» THE EXERCISE:
Omit the pictures, then write out every entry exactly as it reads.

[Begin TASK INPUT]

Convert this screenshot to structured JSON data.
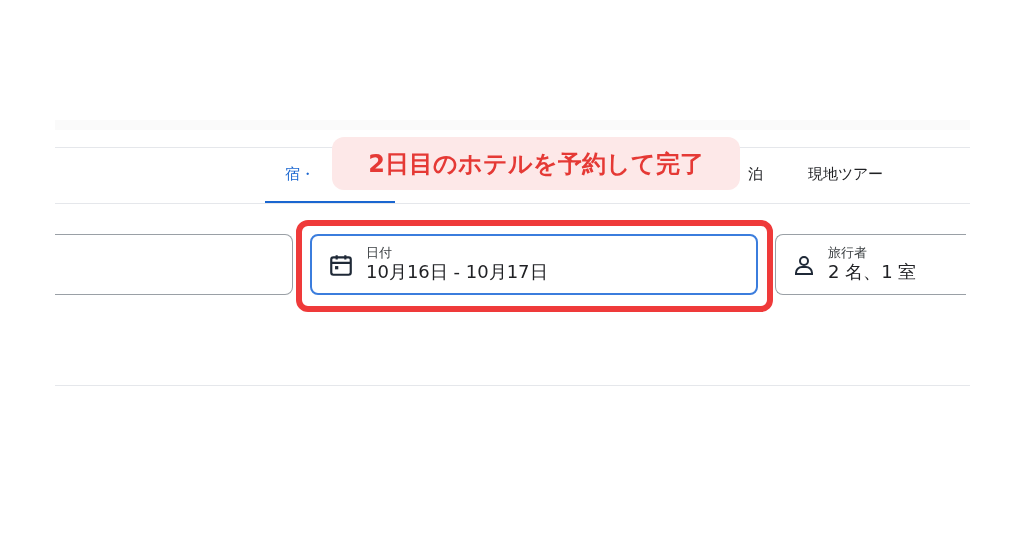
{
  "tabs": [
    {
      "label": "宿・",
      "selected": true
    },
    {
      "label": "泊",
      "selected": false
    },
    {
      "label": "現地ツアー",
      "selected": false
    }
  ],
  "fields": [
    {
      "kind": "blank"
    },
    {
      "kind": "date",
      "label": "日付",
      "value": "10月16日 - 10月17日",
      "selected": true
    },
    {
      "kind": "travelers",
      "label": "旅行者",
      "value": "2 名、1 室",
      "selected": false
    }
  ],
  "callout": {
    "text": "2日目のホテルを予約して完了"
  }
}
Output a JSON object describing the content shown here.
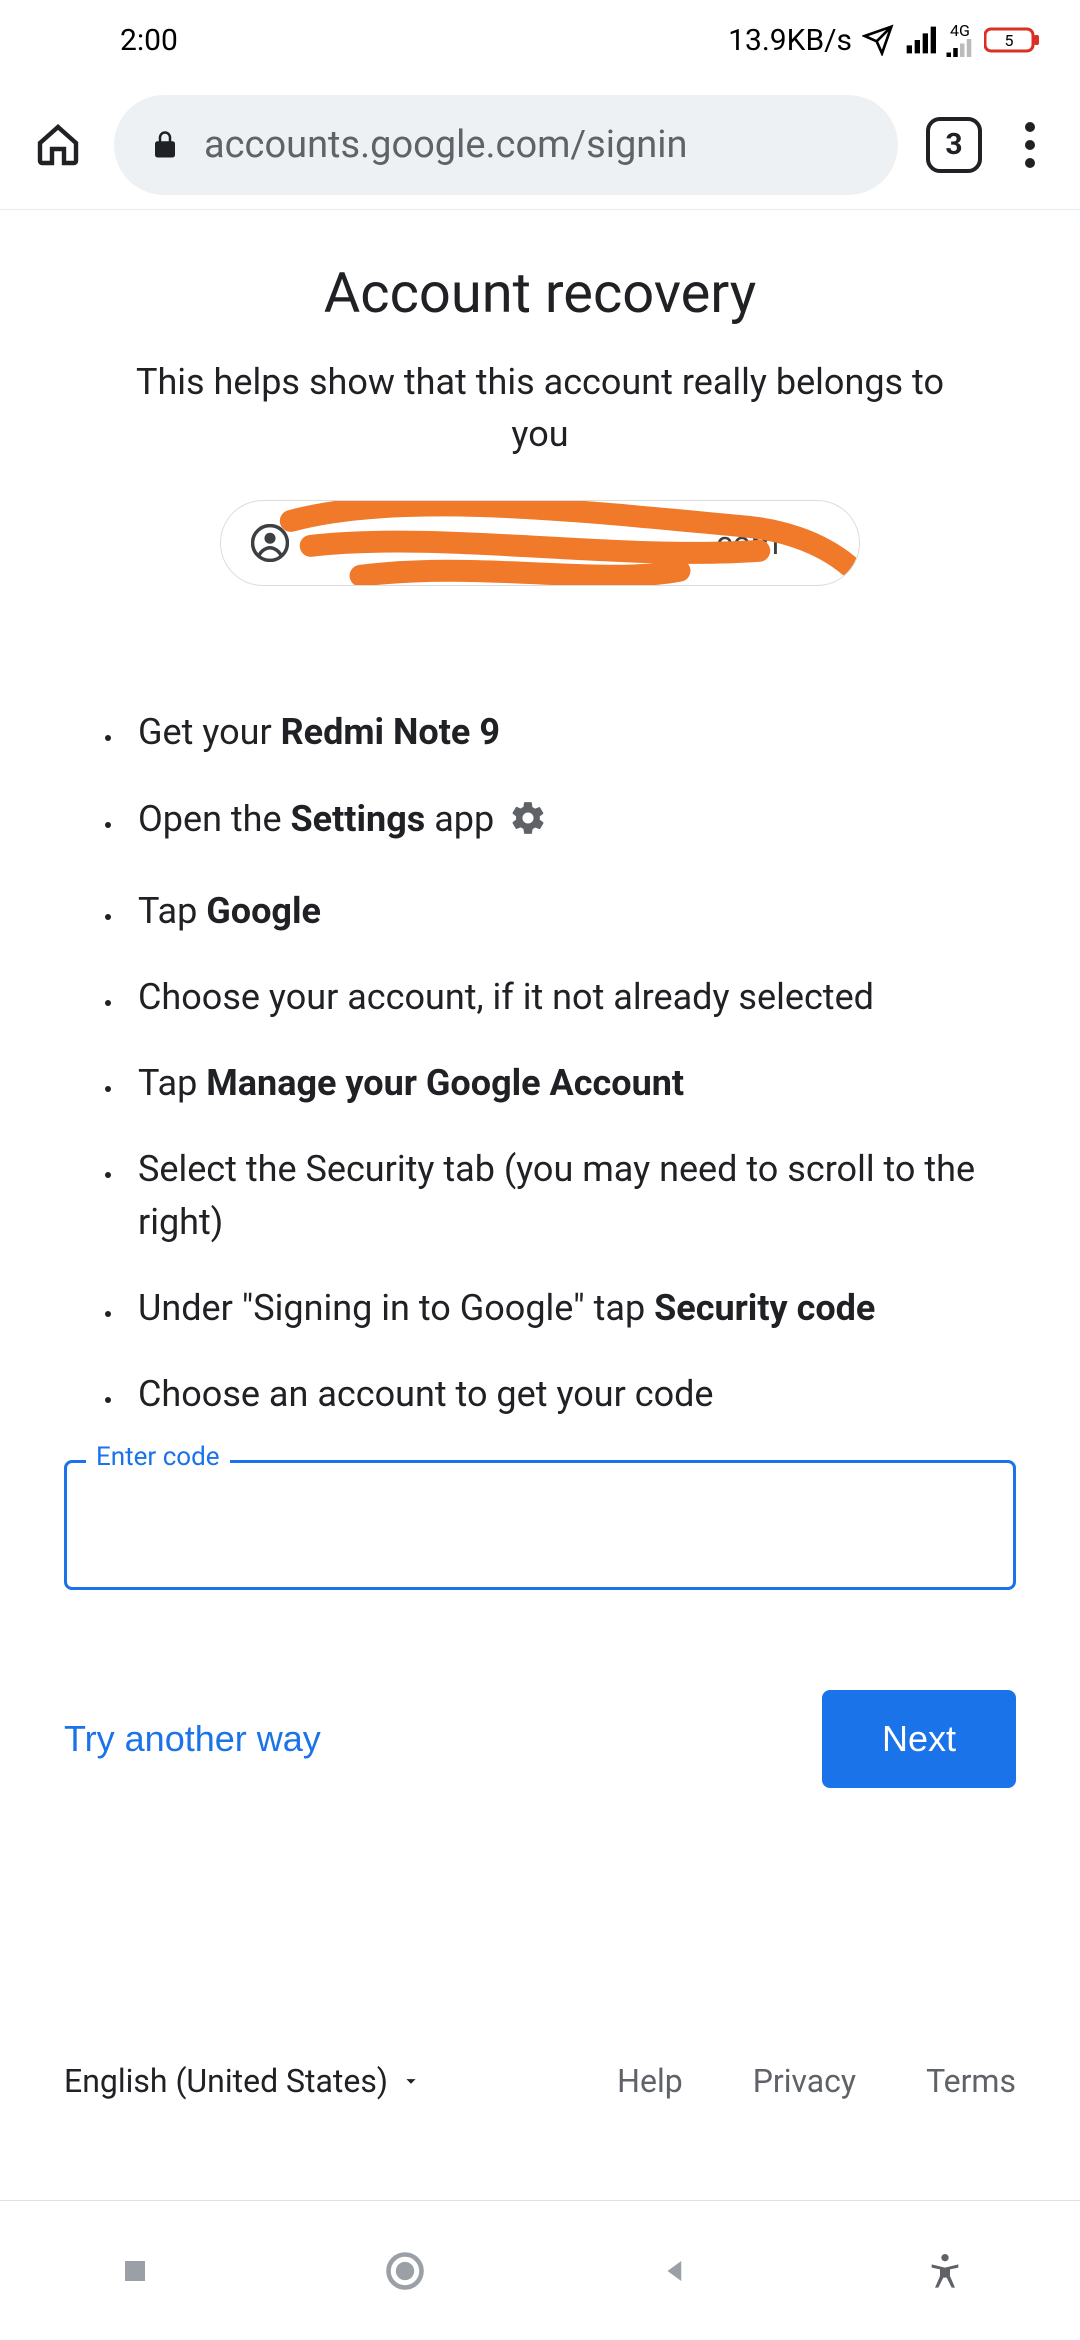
{
  "status": {
    "time": "2:00",
    "net_speed": "13.9KB/s",
    "net_label": "4G",
    "battery_text": "5"
  },
  "browser": {
    "url_display": "accounts.google.com/signin",
    "tab_count": "3"
  },
  "page": {
    "title": "Account recovery",
    "subtitle": "This helps show that this account really belongs to you",
    "email_visible_fragment": ".com"
  },
  "steps": [
    {
      "pre": "Get your ",
      "bold": "Redmi Note 9",
      "post": "",
      "gear": false
    },
    {
      "pre": "Open the ",
      "bold": "Settings",
      "post": " app",
      "gear": true
    },
    {
      "pre": "Tap ",
      "bold": "Google",
      "post": "",
      "gear": false
    },
    {
      "pre": "Choose your account, if it not already selected",
      "bold": "",
      "post": "",
      "gear": false
    },
    {
      "pre": "Tap ",
      "bold": "Manage your Google Account",
      "post": "",
      "gear": false
    },
    {
      "pre": "Select the Security tab (you may need to scroll to the right)",
      "bold": "",
      "post": "",
      "gear": false
    },
    {
      "pre": "Under \"Signing in to Google\" tap ",
      "bold": "Security code",
      "post": "",
      "gear": false
    },
    {
      "pre": "Choose an account to get your code",
      "bold": "",
      "post": "",
      "gear": false
    }
  ],
  "input": {
    "label": "Enter code",
    "value": ""
  },
  "actions": {
    "try_another": "Try another way",
    "next": "Next"
  },
  "footer": {
    "language": "English (United States)",
    "help": "Help",
    "privacy": "Privacy",
    "terms": "Terms"
  }
}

[End TASK INPUT]

» RESULT OF THE EXERCISE:
Convert this screenshot to structured JSON data.
{
  "tabs": [
    {
      "label": "宿・",
      "selected": true
    },
    {
      "label": "泊",
      "selected": false
    },
    {
      "label": "現地ツアー",
      "selected": false
    }
  ],
  "fields": [
    {
      "kind": "blank"
    },
    {
      "kind": "date",
      "label": "日付",
      "value": "10月16日 - 10月17日",
      "selected": true
    },
    {
      "kind": "travelers",
      "label": "旅行者",
      "value": "2 名、1 室",
      "selected": false
    }
  ],
  "callout": {
    "text": "2日目のホテルを予約して完了"
  }
}
Output a JSON object describing the content shown here.
{
  "status": {
    "time": "2:00",
    "net_speed": "13.9KB/s",
    "net_label": "4G",
    "battery_text": "5"
  },
  "browser": {
    "url_display": "accounts.google.com/signin",
    "tab_count": "3"
  },
  "page": {
    "title": "Account recovery",
    "subtitle": "This helps show that this account really belongs to you",
    "email_visible_fragment": ".com"
  },
  "steps": [
    {
      "pre": "Get your ",
      "bold": "Redmi Note 9",
      "post": "",
      "gear": false
    },
    {
      "pre": "Open the ",
      "bold": "Settings",
      "post": " app",
      "gear": true
    },
    {
      "pre": "Tap ",
      "bold": "Google",
      "post": "",
      "gear": false
    },
    {
      "pre": "Choose your account, if it not already selected",
      "bold": "",
      "post": "",
      "gear": false
    },
    {
      "pre": "Tap ",
      "bold": "Manage your Google Account",
      "post": "",
      "gear": false
    },
    {
      "pre": "Select the Security tab (you may need to scroll to the right)",
      "bold": "",
      "post": "",
      "gear": false
    },
    {
      "pre": "Under \"Signing in to Google\" tap ",
      "bold": "Security code",
      "post": "",
      "gear": false
    },
    {
      "pre": "Choose an account to get your code",
      "bold": "",
      "post": "",
      "gear": false
    }
  ],
  "input": {
    "label": "Enter code",
    "value": ""
  },
  "actions": {
    "try_another": "Try another way",
    "next": "Next"
  },
  "footer": {
    "language": "English (United States)",
    "help": "Help",
    "privacy": "Privacy",
    "terms": "Terms"
  }
}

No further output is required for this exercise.